PROBLEM
Beginning with the line that contains "Transcribe the text in this document.", copy each subsequent line of the data below through the last one, including both ends but not the pictures.

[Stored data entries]

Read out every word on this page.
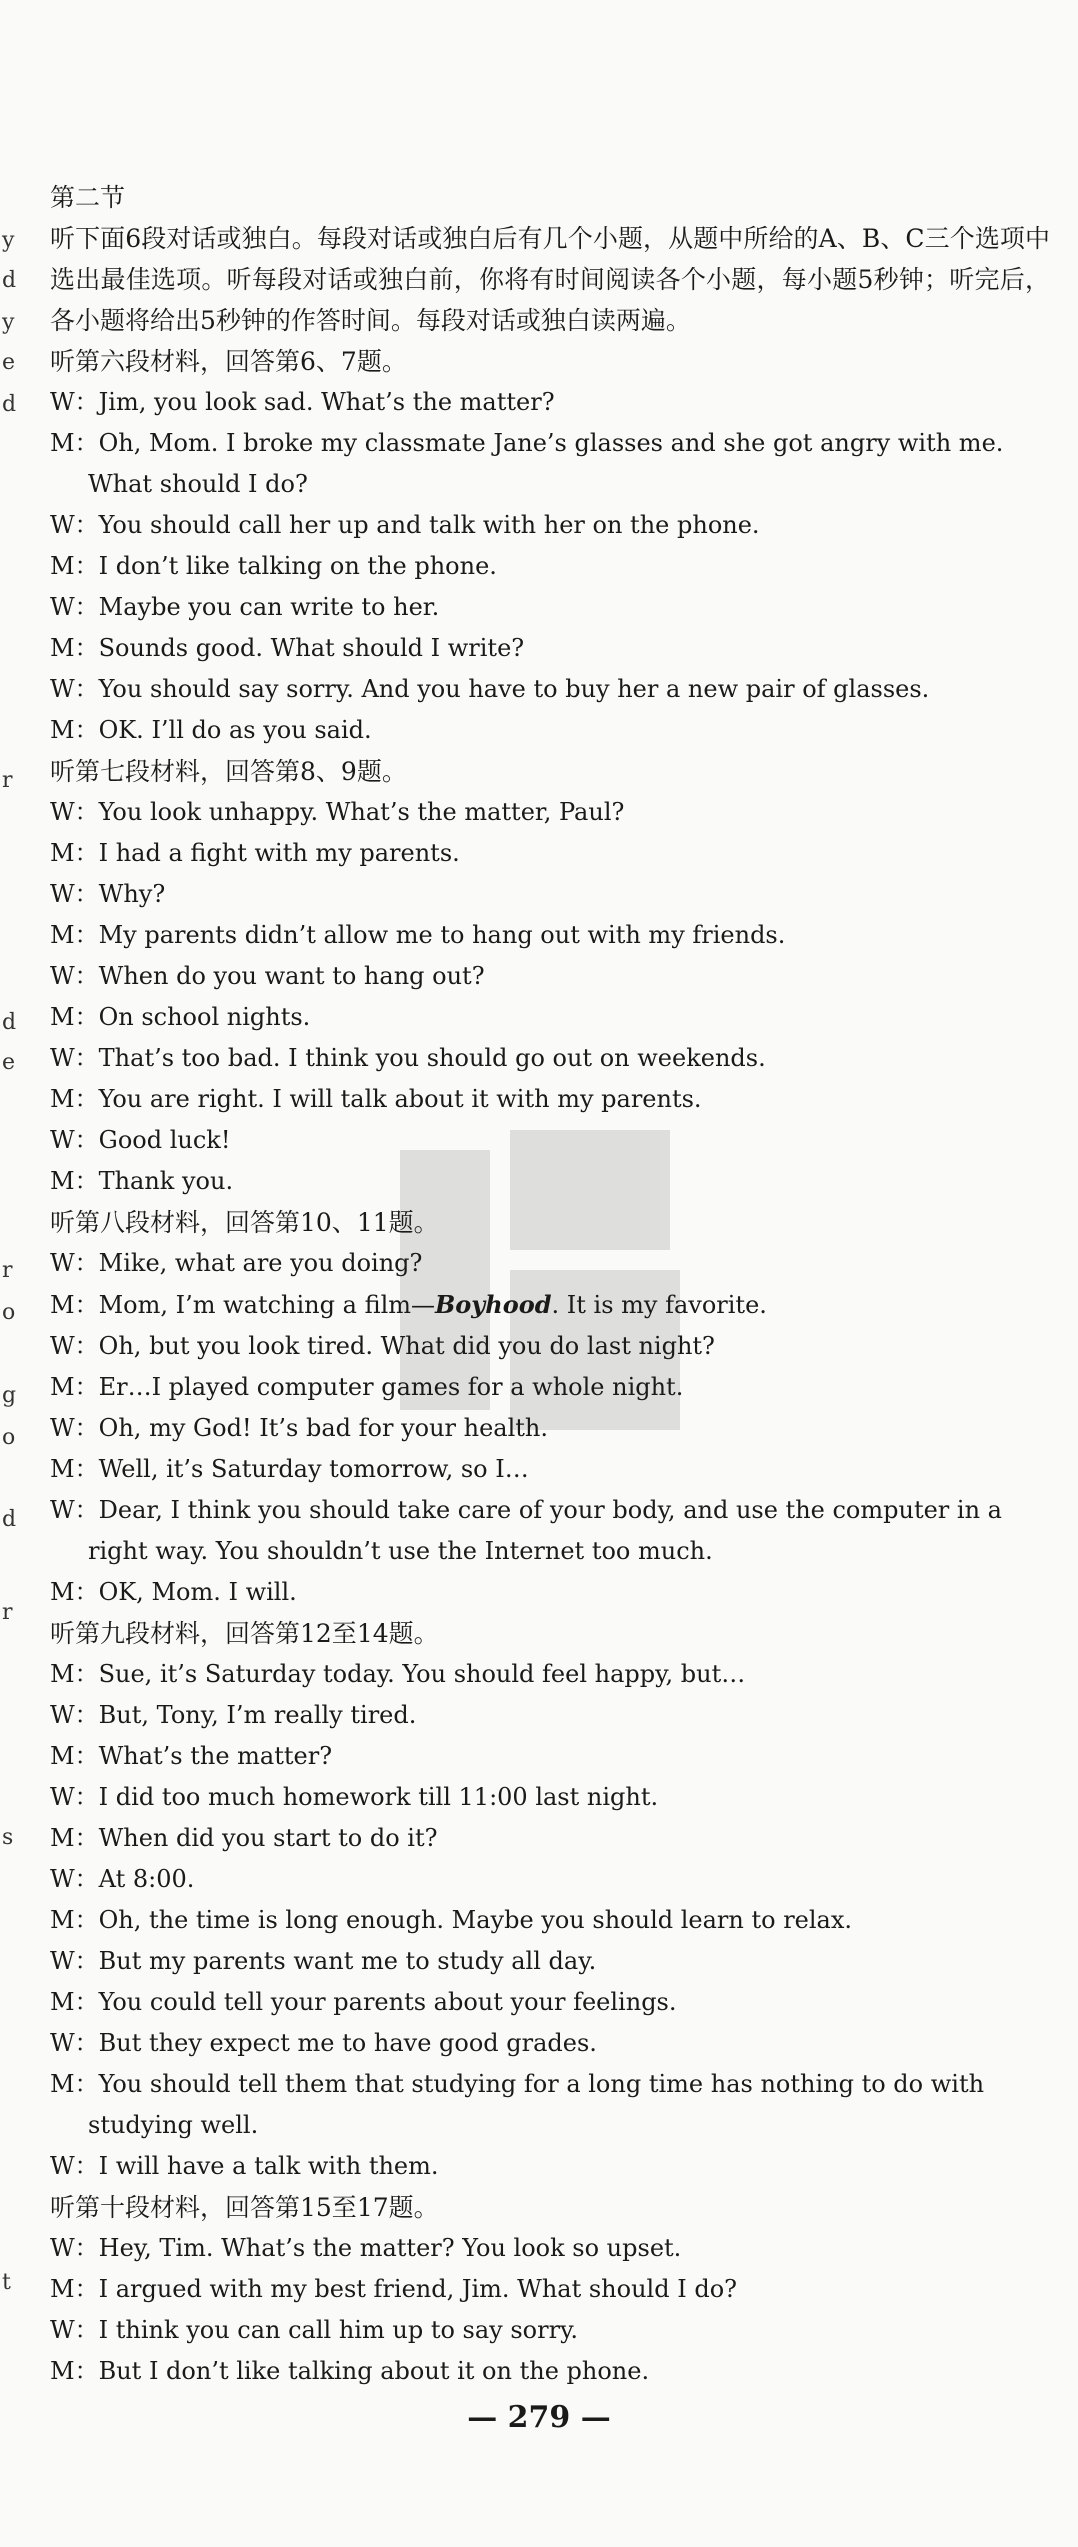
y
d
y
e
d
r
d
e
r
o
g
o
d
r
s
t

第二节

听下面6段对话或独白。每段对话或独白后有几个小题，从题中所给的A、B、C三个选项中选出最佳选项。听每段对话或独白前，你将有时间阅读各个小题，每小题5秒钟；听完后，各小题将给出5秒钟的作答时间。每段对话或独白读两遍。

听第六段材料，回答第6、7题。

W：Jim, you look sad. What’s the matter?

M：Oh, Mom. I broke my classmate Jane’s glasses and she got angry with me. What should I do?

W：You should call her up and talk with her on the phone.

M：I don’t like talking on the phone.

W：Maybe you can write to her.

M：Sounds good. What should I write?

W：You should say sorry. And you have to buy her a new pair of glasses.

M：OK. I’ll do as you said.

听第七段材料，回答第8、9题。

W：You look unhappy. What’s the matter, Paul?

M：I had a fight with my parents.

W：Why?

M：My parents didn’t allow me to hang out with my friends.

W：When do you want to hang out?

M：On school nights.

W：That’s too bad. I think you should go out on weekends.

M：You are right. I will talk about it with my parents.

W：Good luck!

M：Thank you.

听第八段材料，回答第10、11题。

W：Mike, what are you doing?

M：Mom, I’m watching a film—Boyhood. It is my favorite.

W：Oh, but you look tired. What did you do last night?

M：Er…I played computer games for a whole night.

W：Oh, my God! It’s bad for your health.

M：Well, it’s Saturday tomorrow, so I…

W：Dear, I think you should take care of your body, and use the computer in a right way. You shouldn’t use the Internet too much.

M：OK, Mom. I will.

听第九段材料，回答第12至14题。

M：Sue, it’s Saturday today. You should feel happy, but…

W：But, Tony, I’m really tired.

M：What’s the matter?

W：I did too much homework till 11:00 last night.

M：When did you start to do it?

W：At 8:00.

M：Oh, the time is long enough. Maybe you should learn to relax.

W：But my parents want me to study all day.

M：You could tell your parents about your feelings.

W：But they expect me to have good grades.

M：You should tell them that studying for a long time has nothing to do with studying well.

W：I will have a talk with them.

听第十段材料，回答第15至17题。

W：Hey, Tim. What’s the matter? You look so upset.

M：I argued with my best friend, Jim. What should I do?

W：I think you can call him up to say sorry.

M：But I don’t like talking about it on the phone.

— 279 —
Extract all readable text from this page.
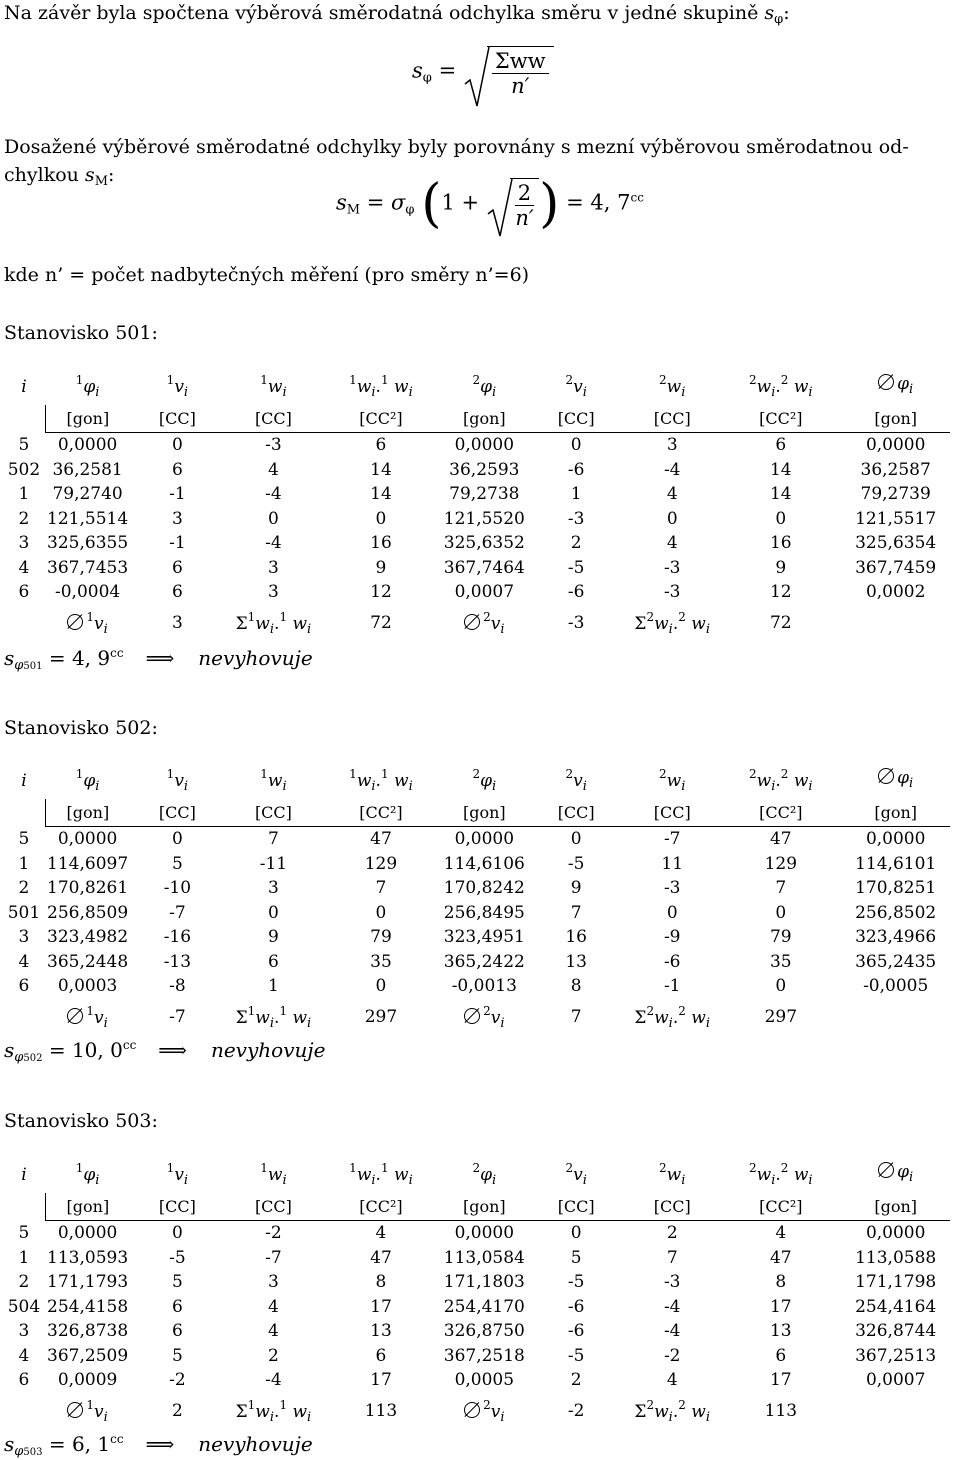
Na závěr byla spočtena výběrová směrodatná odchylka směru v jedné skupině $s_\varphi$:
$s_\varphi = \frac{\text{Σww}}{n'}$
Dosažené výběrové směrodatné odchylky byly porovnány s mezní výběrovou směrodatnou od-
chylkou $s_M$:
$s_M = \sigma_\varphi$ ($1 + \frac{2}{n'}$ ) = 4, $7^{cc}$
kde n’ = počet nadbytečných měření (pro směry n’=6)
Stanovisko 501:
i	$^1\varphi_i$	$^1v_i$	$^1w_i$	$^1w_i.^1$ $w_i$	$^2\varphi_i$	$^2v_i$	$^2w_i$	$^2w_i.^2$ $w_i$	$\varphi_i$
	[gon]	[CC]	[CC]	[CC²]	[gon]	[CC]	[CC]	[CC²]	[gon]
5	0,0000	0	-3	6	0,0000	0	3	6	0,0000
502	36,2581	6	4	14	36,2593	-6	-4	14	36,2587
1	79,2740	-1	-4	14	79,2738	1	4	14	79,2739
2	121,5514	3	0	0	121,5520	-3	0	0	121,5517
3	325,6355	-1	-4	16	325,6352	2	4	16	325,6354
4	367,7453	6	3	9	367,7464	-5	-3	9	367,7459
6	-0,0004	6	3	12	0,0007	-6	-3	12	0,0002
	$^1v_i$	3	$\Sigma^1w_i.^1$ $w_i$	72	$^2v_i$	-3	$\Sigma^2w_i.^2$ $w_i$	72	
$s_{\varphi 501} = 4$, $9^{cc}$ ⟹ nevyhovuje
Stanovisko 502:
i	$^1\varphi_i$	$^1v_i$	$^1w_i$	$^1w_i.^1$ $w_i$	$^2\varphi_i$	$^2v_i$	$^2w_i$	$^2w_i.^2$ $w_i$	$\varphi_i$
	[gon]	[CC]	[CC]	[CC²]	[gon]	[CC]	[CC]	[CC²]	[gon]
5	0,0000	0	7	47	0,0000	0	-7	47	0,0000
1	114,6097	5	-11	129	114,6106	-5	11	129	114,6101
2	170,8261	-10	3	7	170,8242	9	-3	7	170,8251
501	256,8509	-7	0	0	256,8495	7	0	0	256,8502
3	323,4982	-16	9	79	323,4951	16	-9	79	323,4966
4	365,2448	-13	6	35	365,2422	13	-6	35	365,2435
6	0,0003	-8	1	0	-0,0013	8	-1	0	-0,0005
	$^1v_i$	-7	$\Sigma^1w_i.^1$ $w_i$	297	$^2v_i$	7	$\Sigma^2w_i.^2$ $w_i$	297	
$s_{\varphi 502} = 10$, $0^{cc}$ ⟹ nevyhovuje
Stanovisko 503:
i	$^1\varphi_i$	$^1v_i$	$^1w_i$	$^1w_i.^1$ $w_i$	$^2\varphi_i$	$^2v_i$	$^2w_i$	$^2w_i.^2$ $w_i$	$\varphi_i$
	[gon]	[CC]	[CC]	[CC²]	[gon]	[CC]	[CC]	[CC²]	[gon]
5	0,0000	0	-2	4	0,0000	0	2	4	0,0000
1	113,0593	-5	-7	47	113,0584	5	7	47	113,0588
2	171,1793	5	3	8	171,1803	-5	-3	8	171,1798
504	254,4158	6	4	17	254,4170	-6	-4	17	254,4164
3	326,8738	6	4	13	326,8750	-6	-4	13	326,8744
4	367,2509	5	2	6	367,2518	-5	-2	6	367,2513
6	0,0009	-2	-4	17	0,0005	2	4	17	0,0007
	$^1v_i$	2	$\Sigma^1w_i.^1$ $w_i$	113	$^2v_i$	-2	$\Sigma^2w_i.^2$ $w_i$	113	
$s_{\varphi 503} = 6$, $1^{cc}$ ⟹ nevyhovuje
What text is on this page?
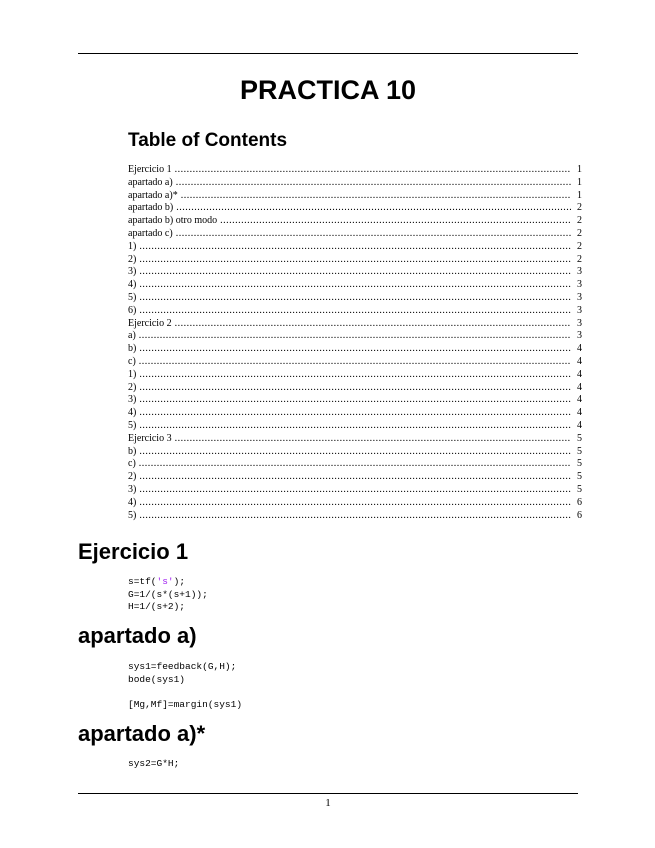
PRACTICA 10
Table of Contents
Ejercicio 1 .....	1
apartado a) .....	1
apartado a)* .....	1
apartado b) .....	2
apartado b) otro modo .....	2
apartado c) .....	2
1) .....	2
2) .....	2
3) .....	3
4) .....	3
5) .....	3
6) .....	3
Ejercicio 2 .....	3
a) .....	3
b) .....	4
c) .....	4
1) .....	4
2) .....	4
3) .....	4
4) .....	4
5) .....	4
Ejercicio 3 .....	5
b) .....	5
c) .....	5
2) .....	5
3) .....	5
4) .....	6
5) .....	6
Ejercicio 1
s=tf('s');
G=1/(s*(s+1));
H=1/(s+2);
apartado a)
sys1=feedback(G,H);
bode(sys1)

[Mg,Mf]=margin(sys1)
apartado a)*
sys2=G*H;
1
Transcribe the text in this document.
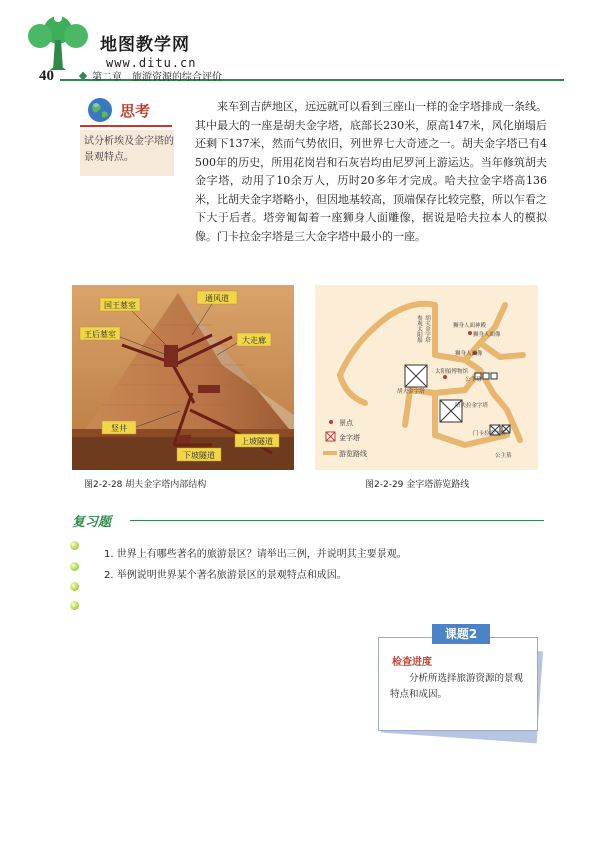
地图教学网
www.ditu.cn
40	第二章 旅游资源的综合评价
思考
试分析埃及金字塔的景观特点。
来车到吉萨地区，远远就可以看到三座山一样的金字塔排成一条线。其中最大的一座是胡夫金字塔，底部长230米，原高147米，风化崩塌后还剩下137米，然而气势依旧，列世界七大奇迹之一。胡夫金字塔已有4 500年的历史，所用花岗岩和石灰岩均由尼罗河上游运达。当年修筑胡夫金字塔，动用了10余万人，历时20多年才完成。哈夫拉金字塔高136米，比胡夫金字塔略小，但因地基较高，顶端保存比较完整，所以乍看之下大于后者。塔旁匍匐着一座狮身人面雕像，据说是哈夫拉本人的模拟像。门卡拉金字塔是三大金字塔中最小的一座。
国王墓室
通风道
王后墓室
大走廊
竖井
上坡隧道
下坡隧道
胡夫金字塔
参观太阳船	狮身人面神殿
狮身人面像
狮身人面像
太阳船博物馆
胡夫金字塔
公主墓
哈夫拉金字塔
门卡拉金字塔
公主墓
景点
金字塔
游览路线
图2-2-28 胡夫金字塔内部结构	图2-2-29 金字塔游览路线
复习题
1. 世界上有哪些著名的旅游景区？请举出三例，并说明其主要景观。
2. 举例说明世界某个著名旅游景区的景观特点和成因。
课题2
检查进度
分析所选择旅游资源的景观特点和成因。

WRITTEN SOLUTION
Transcribe the text in this document.
地图教学网
www.ditu.cn
40	第二章 旅游资源的综合评价
思考
试分析埃及金字塔的景观特点。
来车到吉萨地区，远远就可以看到三座山一样的金字塔排成一条线。其中最大的一座是胡夫金字塔，底部长230米，原高147米，风化崩塌后还剩下137米，然而气势依旧，列世界七大奇迹之一。胡夫金字塔已有4 500年的历史，所用花岗岩和石灰岩均由尼罗河上游运达。当年修筑胡夫金字塔，动用了10余万人，历时20多年才完成。哈夫拉金字塔高136米，比胡夫金字塔略小，但因地基较高，顶端保存比较完整，所以乍看之下大于后者。塔旁匍匐着一座狮身人面雕像，据说是哈夫拉本人的模拟像。门卡拉金字塔是三大金字塔中最小的一座。
国王墓室
通风道
王后墓室
大走廊
竖井
上坡隧道
下坡隧道
胡夫金字塔
参观太阳船	狮身人面神殿
狮身人面像
狮身人面像
太阳船博物馆
胡夫金字塔
公主墓
哈夫拉金字塔
门卡拉金字塔
公主墓
景点
金字塔
游览路线
图2-2-28 胡夫金字塔内部结构	图2-2-29 金字塔游览路线
复习题
1. 世界上有哪些著名的旅游景区？请举出三例，并说明其主要景观。
2. 举例说明世界某个著名旅游景区的景观特点和成因。
课题2
检查进度
分析所选择旅游资源的景观特点和成因。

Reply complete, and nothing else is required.